**Exercise task**
Every entry must be copied word for word.

**Material for this task**
____________________

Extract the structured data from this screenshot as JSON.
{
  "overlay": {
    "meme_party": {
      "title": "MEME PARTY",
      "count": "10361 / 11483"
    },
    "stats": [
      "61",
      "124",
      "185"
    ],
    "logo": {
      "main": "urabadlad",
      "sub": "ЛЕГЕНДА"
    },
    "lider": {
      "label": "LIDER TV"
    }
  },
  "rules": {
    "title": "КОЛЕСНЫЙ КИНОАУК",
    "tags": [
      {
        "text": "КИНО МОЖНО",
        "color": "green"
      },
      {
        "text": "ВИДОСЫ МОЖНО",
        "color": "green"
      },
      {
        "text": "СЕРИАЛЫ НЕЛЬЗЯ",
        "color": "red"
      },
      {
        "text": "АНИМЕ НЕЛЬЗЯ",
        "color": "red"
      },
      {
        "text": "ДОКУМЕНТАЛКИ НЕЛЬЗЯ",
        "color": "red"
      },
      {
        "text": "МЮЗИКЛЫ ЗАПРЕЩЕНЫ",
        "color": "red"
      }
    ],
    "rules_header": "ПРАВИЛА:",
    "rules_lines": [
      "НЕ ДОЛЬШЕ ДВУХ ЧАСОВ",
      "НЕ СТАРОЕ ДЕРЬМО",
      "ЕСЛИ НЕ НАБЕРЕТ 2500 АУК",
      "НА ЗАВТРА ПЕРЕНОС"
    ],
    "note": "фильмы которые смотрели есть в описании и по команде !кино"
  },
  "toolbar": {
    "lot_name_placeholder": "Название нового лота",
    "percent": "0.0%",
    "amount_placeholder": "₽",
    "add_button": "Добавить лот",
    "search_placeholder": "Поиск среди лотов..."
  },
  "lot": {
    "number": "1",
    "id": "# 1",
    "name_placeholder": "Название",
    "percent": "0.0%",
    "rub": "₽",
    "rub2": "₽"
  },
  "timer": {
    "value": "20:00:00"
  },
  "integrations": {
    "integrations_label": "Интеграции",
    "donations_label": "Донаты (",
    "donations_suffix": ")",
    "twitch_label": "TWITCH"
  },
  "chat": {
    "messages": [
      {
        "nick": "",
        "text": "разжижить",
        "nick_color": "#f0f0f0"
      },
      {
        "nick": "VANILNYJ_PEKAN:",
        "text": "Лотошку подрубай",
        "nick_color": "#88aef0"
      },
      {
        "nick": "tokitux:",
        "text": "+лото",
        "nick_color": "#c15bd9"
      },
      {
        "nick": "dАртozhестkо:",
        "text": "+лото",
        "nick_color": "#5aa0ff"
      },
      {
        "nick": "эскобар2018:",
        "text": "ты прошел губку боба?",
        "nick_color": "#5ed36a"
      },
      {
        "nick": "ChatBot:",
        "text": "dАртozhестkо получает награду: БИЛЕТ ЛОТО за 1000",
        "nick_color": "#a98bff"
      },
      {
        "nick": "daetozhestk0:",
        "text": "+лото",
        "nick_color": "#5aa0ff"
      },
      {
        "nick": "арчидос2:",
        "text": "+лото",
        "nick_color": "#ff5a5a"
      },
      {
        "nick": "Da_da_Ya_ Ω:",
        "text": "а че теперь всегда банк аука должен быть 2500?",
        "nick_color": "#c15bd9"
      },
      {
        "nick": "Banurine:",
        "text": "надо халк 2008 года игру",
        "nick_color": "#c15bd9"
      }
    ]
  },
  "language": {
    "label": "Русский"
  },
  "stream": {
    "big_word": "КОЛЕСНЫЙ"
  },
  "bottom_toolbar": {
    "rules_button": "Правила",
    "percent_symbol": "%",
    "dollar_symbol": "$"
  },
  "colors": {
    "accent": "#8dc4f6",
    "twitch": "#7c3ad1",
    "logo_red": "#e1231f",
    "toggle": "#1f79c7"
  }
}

____________________

**Exercise answer**
Extract the structured data from this screenshot as JSON.
{
  "overlay": {
    "meme_party": {
      "title": "MEME PARTY",
      "count": "10361 / 11483"
    },
    "stats": [
      "61",
      "124",
      "185"
    ],
    "logo": {
      "main": "urabadlad",
      "sub": "ЛЕГЕНДА"
    },
    "lider": {
      "label": "LIDER TV"
    }
  },
  "rules": {
    "title": "КОЛЕСНЫЙ КИНОАУК",
    "tags": [
      {
        "text": "КИНО МОЖНО",
        "color": "green"
      },
      {
        "text": "ВИДОСЫ МОЖНО",
        "color": "green"
      },
      {
        "text": "СЕРИАЛЫ НЕЛЬЗЯ",
        "color": "red"
      },
      {
        "text": "АНИМЕ НЕЛЬЗЯ",
        "color": "red"
      },
      {
        "text": "ДОКУМЕНТАЛКИ НЕЛЬЗЯ",
        "color": "red"
      },
      {
        "text": "МЮЗИКЛЫ ЗАПРЕЩЕНЫ",
        "color": "red"
      }
    ],
    "rules_header": "ПРАВИЛА:",
    "rules_lines": [
      "НЕ ДОЛЬШЕ ДВУХ ЧАСОВ",
      "НЕ СТАРОЕ ДЕРЬМО",
      "ЕСЛИ НЕ НАБЕРЕТ 2500 АУК",
      "НА ЗАВТРА ПЕРЕНОС"
    ],
    "note": "фильмы которые смотрели есть в описании и по команде !кино"
  },
  "toolbar": {
    "lot_name_placeholder": "Название нового лота",
    "percent": "0.0%",
    "amount_placeholder": "₽",
    "add_button": "Добавить лот",
    "search_placeholder": "Поиск среди лотов..."
  },
  "lot": {
    "number": "1",
    "id": "# 1",
    "name_placeholder": "Название",
    "percent": "0.0%",
    "rub": "₽",
    "rub2": "₽"
  },
  "timer": {
    "value": "20:00:00"
  },
  "integrations": {
    "integrations_label": "Интеграции",
    "donations_label": "Донаты (",
    "donations_suffix": ")",
    "twitch_label": "TWITCH"
  },
  "chat": {
    "messages": [
      {
        "nick": "",
        "text": "разжижить",
        "nick_color": "#f0f0f0"
      },
      {
        "nick": "VANILNYJ_PEKAN:",
        "text": "Лотошку подрубай",
        "nick_color": "#88aef0"
      },
      {
        "nick": "tokitux:",
        "text": "+лото",
        "nick_color": "#c15bd9"
      },
      {
        "nick": "dАртozhестkо:",
        "text": "+лото",
        "nick_color": "#5aa0ff"
      },
      {
        "nick": "эскобар2018:",
        "text": "ты прошел губку боба?",
        "nick_color": "#5ed36a"
      },
      {
        "nick": "ChatBot:",
        "text": "dАртozhестkо получает награду: БИЛЕТ ЛОТО за 1000",
        "nick_color": "#a98bff"
      },
      {
        "nick": "daetozhestk0:",
        "text": "+лото",
        "nick_color": "#5aa0ff"
      },
      {
        "nick": "арчидос2:",
        "text": "+лото",
        "nick_color": "#ff5a5a"
      },
      {
        "nick": "Da_da_Ya_ Ω:",
        "text": "а че теперь всегда банк аука должен быть 2500?",
        "nick_color": "#c15bd9"
      },
      {
        "nick": "Banurine:",
        "text": "надо халк 2008 года игру",
        "nick_color": "#c15bd9"
      }
    ]
  },
  "language": {
    "label": "Русский"
  },
  "stream": {
    "big_word": "КОЛЕСНЫЙ"
  },
  "bottom_toolbar": {
    "rules_button": "Правила",
    "percent_symbol": "%",
    "dollar_symbol": "$"
  },
  "colors": {
    "accent": "#8dc4f6",
    "twitch": "#7c3ad1",
    "logo_red": "#e1231f",
    "toggle": "#1f79c7"
  }
}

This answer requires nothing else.